Copy nothing but the text: reproduce each line of the listing exactly and leave the pictures out.
□ □ □ □
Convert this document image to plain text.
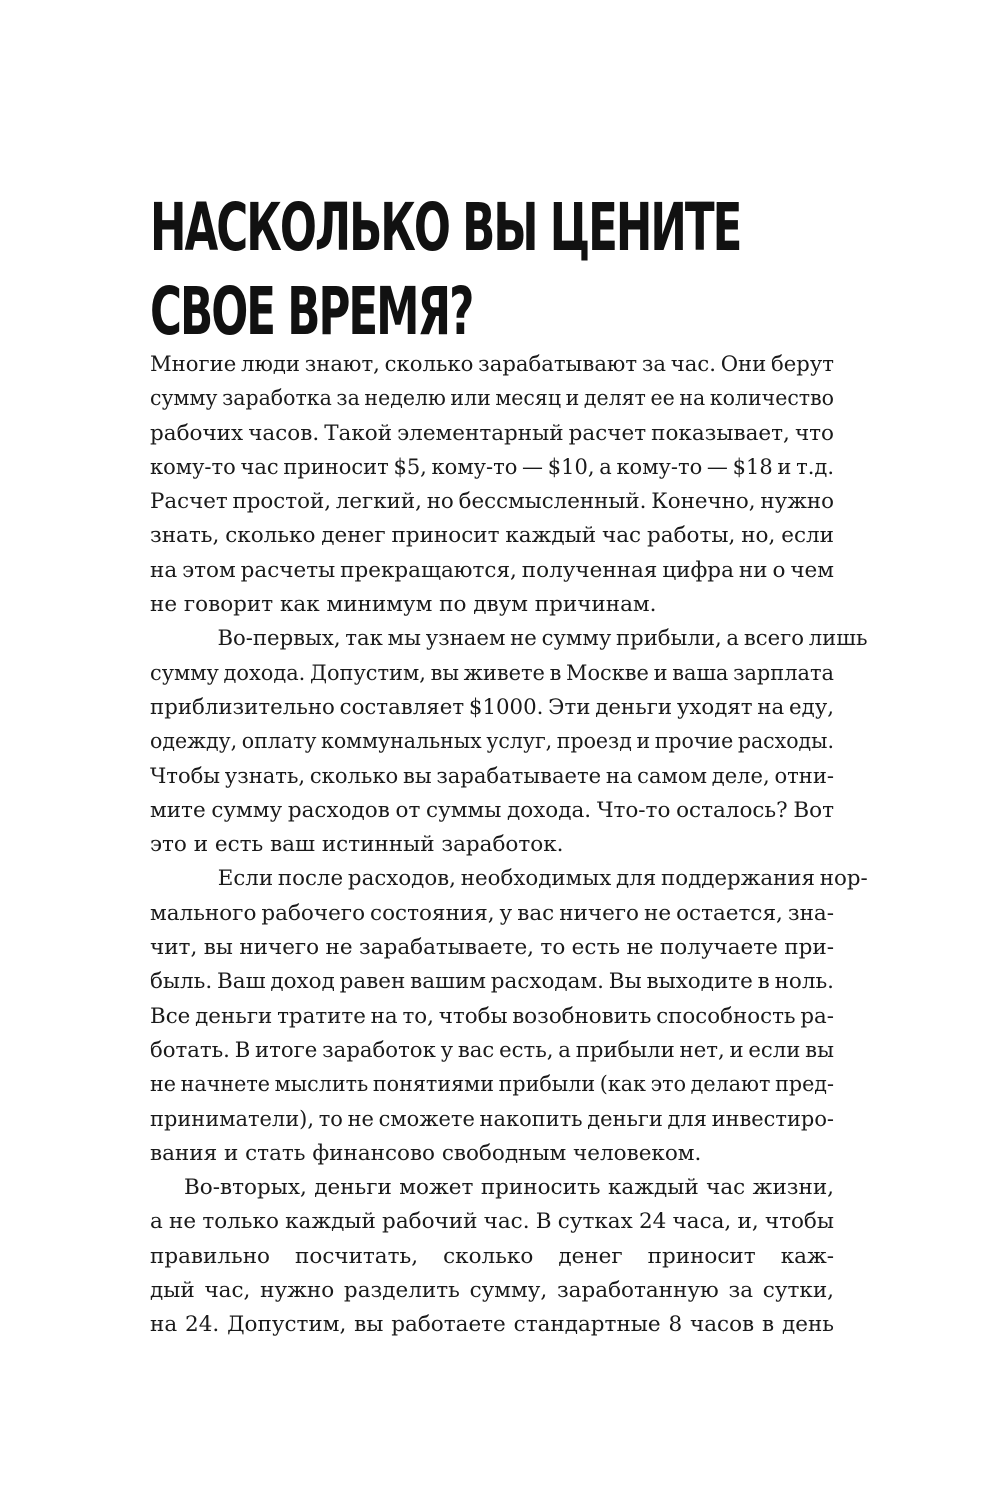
НАСКОЛЬКО ВЫ ЦЕНИТЕ
СВОЕ ВРЕМЯ?

Многие люди знают, сколько зарабатывают за час. Они берут

сумму заработка за неделю или месяц и делят ее на количество

рабочих часов. Такой элементарный расчет показывает, что

кому-то час приносит $5, кому-то — $10, а кому-то — $18 и т.д.

Расчет простой, легкий, но бессмысленный. Конечно, нужно

знать, сколько денег приносит каждый час работы, но, если

на этом расчеты прекращаются, полученная цифра ни о чем

не говорит как минимум по двум причинам.

Во-первых, так мы узнаем не сумму прибыли, а всего лишь

сумму дохода. Допустим, вы живете в Москве и ваша зарплата

приблизительно составляет $1000. Эти деньги уходят на еду,

одежду, оплату коммунальных услуг, проезд и прочие расходы.

Чтобы узнать, сколько вы зарабатываете на самом деле, отни-

мите сумму расходов от суммы дохода. Что-то осталось? Вот

это и есть ваш истинный заработок.

Если после расходов, необходимых для поддержания нор-

мального рабочего состояния, у вас ничего не остается, зна-

чит, вы ничего не зарабатываете, то есть не получаете при-

быль. Ваш доход равен вашим расходам. Вы выходите в ноль.

Все деньги тратите на то, чтобы возобновить способность ра-

ботать. В итоге заработок у вас есть, а прибыли нет, и если вы

не начнете мыслить понятиями прибыли (как это делают пред-

приниматели), то не сможете накопить деньги для инвестиро-

вания и стать финансово свободным человеком.

Во-вторых, деньги может приносить каждый час жизни,

а не только каждый рабочий час. В сутках 24 часа, и, чтобы

правильно посчитать, сколько денег приносит каж-

дый час, нужно разделить сумму, заработанную за сутки,

на 24. Допустим, вы работаете стандартные 8 часов в день
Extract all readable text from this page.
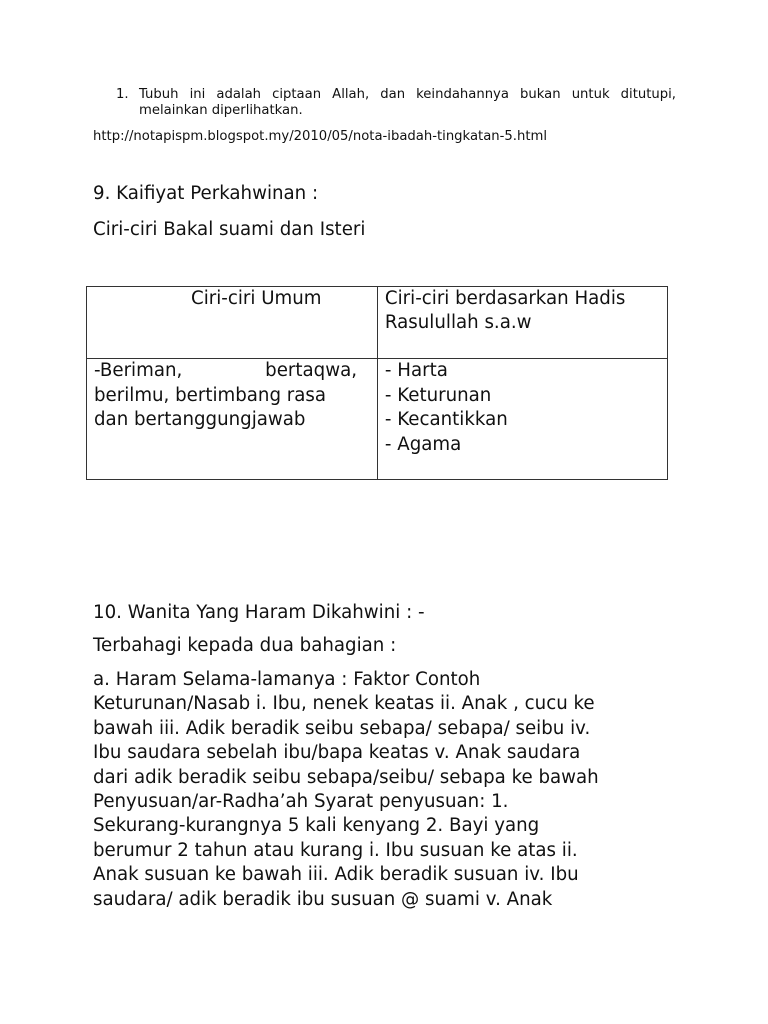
1. Tubuh ini adalah ciptaan Allah, dan keindahannya bukan untuk ditutupi, melainkan diperlihatkan.
http://notapispm.blogspot.my/2010/05/nota-ibadah-tingkatan-5.html
9. Kaifiyat Perkahwinan :
Ciri-ciri Bakal suami dan Isteri
Ciri-ciri Umum	Ciri-ciri berdasarkan Hadis
Rasulullah s.a.w

-Beriman, bertaqwa,
berilmu, bertimbang rasa
dan bertanggungjawab	- Harta
- Keturunan
- Kecantikkan
- Agama
10. Wanita Yang Haram Dikahwini : -
Terbahagi kepada dua bahagian :
a. Haram Selama-lamanya : Faktor Contoh
Keturunan/Nasab i. Ibu, nenek keatas ii. Anak , cucu ke
bawah iii. Adik beradik seibu sebapa/ sebapa/ seibu iv.
Ibu saudara sebelah ibu/bapa keatas v. Anak saudara
dari adik beradik seibu sebapa/seibu/ sebapa ke bawah
Penyusuan/ar-Radha’ah Syarat penyusuan: 1.
Sekurang-kurangnya 5 kali kenyang 2. Bayi yang
berumur 2 tahun atau kurang i. Ibu susuan ke atas ii.
Anak susuan ke bawah iii. Adik beradik susuan iv. Ibu
saudara/ adik beradik ibu susuan @ suami v. Anak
□ □ □ □
■ Output for this task ■
Convert this document image to plain text.
НАСКОЛЬКО ВЫ ЦЕНИТЕ
СВОЕ ВРЕМЯ?

Многие люди знают, сколько зарабатывают за час. Они берут

сумму заработка за неделю или месяц и делят ее на количество

рабочих часов. Такой элементарный расчет показывает, что

кому-то час приносит $5, кому-то — $10, а кому-то — $18 и т.д.

Расчет простой, легкий, но бессмысленный. Конечно, нужно

знать, сколько денег приносит каждый час работы, но, если

на этом расчеты прекращаются, полученная цифра ни о чем

не говорит как минимум по двум причинам.

Во-первых, так мы узнаем не сумму прибыли, а всего лишь

сумму дохода. Допустим, вы живете в Москве и ваша зарплата

приблизительно составляет $1000. Эти деньги уходят на еду,

одежду, оплату коммунальных услуг, проезд и прочие расходы.

Чтобы узнать, сколько вы зарабатываете на самом деле, отни-

мите сумму расходов от суммы дохода. Что-то осталось? Вот

это и есть ваш истинный заработок.

Если после расходов, необходимых для поддержания нор-

мального рабочего состояния, у вас ничего не остается, зна-

чит, вы ничего не зарабатываете, то есть не получаете при-

быль. Ваш доход равен вашим расходам. Вы выходите в ноль.

Все деньги тратите на то, чтобы возобновить способность ра-

ботать. В итоге заработок у вас есть, а прибыли нет, и если вы

не начнете мыслить понятиями прибыли (как это делают пред-

приниматели), то не сможете накопить деньги для инвестиро-

вания и стать финансово свободным человеком.

Во-вторых, деньги может приносить каждый час жизни,

а не только каждый рабочий час. В сутках 24 часа, и, чтобы

правильно посчитать, сколько денег приносит каж-

дый час, нужно разделить сумму, заработанную за сутки,

на 24. Допустим, вы работаете стандартные 8 часов в день
Extract all readable text from this page.
1. Tubuh ini adalah ciptaan Allah, dan keindahannya bukan untuk ditutupi, melainkan diperlihatkan.
http://notapispm.blogspot.my/2010/05/nota-ibadah-tingkatan-5.html
9. Kaifiyat Perkahwinan :
Ciri-ciri Bakal suami dan Isteri
Ciri-ciri Umum	Ciri-ciri berdasarkan Hadis
Rasulullah s.a.w

-Beriman, bertaqwa,
berilmu, bertimbang rasa
dan bertanggungjawab	- Harta
- Keturunan
- Kecantikkan
- Agama
10. Wanita Yang Haram Dikahwini : -
Terbahagi kepada dua bahagian :
a. Haram Selama-lamanya : Faktor Contoh
Keturunan/Nasab i. Ibu, nenek keatas ii. Anak , cucu ke
bawah iii. Adik beradik seibu sebapa/ sebapa/ seibu iv.
Ibu saudara sebelah ibu/bapa keatas v. Anak saudara
dari adik beradik seibu sebapa/seibu/ sebapa ke bawah
Penyusuan/ar-Radha’ah Syarat penyusuan: 1.
Sekurang-kurangnya 5 kali kenyang 2. Bayi yang
berumur 2 tahun atau kurang i. Ibu susuan ke atas ii.
Anak susuan ke bawah iii. Adik beradik susuan iv. Ibu
saudara/ adik beradik ibu susuan @ suami v. Anak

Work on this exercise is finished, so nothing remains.